### Information given ###
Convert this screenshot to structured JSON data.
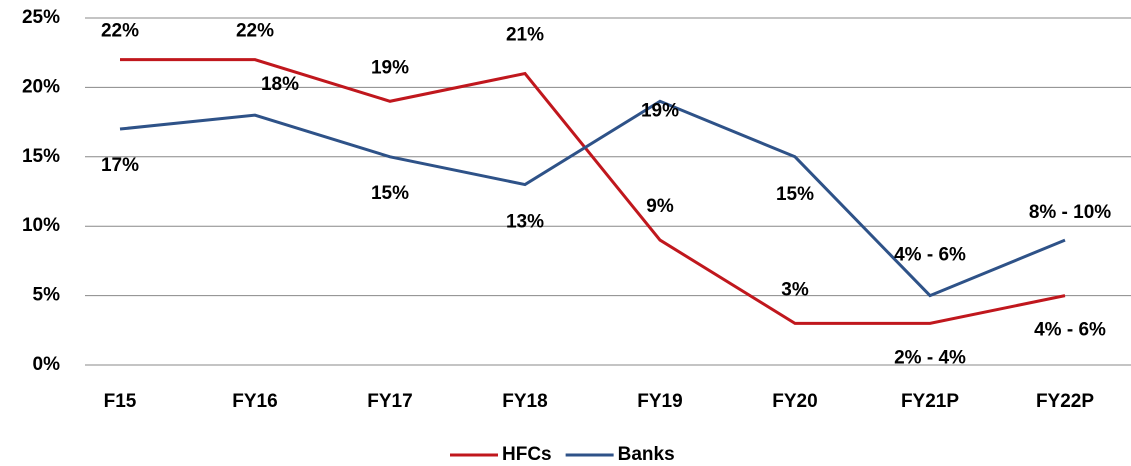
{
  "chart_data": {
    "type": "line",
    "categories": [
      "F15",
      "FY16",
      "FY17",
      "FY18",
      "FY19",
      "FY20",
      "FY21P",
      "FY22P"
    ],
    "series": [
      {
        "name": "HFCs",
        "color": "#c0171d",
        "values": [
          22,
          22,
          19,
          21,
          9,
          3,
          3,
          5
        ],
        "value_labels": [
          "22%",
          "22%",
          "19%",
          "21%",
          "9%",
          "3%",
          "2% - 4%",
          "4% - 6%"
        ]
      },
      {
        "name": "Banks",
        "color": "#2e5288",
        "values": [
          17,
          18,
          15,
          13,
          19,
          15,
          5,
          9
        ],
        "value_labels": [
          "17%",
          "18%",
          "15%",
          "13%",
          "19%",
          "15%",
          "4% - 6%",
          "8% - 10%"
        ]
      }
    ],
    "ylim": [
      0,
      25
    ],
    "yticks": [
      {
        "value": 0,
        "label": "0%"
      },
      {
        "value": 5,
        "label": "5%"
      },
      {
        "value": 10,
        "label": "10%"
      },
      {
        "value": 15,
        "label": "15%"
      },
      {
        "value": 20,
        "label": "20%"
      },
      {
        "value": 25,
        "label": "25%"
      }
    ],
    "grid": true,
    "legend": "bottom"
  }
}
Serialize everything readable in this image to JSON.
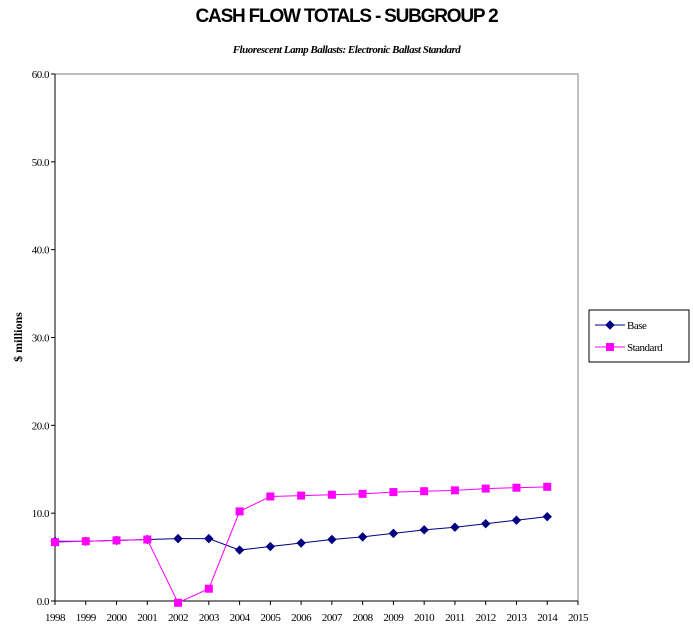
###
**Written task**
Where does the word "this" appear? Return each line that holds it.

**Reply to the exercise**
Convert this screenshot to structured JSON data.
Serialize everything readable in this image to JSON.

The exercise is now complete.